§ Exercise
From the entries below, copy every line where the string "KALBURGI" appears.

§ Material for the task
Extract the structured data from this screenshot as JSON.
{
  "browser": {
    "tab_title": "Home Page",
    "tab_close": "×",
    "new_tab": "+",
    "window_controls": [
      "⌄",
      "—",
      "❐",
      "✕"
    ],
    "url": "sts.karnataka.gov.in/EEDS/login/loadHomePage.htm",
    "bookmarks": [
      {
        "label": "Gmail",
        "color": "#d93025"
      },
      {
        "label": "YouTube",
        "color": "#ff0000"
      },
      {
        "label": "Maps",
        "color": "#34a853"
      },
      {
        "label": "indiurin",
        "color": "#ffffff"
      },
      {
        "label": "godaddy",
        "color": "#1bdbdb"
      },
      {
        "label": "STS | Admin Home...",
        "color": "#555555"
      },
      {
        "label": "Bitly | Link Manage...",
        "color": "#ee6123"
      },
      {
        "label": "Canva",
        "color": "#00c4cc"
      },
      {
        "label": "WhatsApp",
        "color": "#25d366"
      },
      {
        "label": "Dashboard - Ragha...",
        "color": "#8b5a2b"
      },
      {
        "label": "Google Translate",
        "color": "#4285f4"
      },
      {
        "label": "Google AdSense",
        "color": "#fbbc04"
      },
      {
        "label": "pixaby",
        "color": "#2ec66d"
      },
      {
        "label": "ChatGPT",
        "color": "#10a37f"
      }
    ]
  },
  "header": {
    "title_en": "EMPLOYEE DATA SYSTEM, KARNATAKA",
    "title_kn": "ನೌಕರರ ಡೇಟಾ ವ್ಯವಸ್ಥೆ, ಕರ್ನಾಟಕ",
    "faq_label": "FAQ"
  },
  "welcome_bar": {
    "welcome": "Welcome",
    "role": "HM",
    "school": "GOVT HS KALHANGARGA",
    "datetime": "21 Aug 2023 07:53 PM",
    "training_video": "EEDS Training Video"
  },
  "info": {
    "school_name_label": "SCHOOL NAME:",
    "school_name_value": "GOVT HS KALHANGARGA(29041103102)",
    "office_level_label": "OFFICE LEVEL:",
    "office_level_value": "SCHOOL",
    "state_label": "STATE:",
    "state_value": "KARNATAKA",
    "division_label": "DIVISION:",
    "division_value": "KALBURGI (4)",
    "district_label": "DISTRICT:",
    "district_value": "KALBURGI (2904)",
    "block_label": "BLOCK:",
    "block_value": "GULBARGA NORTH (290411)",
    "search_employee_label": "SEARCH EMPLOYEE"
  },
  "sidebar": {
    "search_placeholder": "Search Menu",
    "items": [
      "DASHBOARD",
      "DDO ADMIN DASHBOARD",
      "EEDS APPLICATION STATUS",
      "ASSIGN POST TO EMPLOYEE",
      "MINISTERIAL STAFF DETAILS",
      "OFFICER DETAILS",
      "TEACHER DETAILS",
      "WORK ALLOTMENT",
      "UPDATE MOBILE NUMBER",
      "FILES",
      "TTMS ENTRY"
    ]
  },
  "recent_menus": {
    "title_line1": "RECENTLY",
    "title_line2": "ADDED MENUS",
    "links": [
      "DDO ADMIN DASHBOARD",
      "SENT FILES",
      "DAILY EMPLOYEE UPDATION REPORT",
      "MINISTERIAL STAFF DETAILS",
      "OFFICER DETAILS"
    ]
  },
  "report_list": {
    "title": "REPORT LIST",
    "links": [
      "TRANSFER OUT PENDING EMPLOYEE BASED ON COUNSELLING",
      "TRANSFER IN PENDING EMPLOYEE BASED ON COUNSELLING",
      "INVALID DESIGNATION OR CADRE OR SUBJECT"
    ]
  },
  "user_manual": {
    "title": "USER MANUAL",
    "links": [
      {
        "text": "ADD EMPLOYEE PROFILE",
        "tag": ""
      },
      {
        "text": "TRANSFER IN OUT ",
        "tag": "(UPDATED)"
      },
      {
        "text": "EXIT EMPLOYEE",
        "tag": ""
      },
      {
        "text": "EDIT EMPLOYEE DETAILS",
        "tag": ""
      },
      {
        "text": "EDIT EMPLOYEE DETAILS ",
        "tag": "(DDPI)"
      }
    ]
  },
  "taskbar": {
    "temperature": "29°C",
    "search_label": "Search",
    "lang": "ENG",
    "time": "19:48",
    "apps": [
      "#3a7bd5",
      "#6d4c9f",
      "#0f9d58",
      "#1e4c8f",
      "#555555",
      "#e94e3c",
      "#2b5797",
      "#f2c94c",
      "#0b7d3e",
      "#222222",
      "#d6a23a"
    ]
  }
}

...

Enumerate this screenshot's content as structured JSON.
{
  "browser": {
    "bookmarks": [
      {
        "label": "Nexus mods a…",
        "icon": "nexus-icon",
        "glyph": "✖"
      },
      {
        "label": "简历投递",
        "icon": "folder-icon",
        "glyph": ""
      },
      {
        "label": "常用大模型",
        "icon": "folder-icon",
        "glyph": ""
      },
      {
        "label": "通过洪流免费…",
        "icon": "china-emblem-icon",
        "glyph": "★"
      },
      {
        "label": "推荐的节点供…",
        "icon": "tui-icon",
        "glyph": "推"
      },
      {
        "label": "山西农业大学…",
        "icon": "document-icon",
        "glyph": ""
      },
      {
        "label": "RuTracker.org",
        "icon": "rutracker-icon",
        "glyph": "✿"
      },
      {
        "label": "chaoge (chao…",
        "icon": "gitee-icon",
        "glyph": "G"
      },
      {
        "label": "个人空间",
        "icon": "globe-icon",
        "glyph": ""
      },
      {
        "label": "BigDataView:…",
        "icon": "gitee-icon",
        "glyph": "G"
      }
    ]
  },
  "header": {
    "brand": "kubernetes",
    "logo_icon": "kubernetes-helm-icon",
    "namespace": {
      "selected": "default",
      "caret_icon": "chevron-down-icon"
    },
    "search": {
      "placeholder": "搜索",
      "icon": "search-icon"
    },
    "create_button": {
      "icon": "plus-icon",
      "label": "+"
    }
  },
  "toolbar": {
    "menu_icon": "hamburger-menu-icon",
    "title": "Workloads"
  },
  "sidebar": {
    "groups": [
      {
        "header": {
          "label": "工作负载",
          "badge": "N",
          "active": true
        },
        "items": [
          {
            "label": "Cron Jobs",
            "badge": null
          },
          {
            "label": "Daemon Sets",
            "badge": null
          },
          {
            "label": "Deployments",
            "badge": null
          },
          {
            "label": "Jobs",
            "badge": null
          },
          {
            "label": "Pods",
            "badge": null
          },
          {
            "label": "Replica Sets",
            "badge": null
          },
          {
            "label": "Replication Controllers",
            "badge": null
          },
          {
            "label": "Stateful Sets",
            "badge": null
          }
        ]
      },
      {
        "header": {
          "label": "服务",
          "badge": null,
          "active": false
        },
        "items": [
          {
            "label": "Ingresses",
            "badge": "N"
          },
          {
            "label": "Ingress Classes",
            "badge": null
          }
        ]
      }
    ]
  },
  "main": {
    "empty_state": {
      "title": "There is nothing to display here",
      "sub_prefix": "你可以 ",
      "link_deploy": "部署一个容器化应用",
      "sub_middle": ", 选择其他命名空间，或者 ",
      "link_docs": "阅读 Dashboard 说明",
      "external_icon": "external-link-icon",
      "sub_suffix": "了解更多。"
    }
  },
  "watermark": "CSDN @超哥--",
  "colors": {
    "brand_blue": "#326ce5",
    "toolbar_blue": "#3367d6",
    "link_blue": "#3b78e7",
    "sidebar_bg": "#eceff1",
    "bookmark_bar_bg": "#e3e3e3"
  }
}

§ Correct result
    "division_value": "KALBURGI (4)",
    "district_value": "KALBURGI (2904)",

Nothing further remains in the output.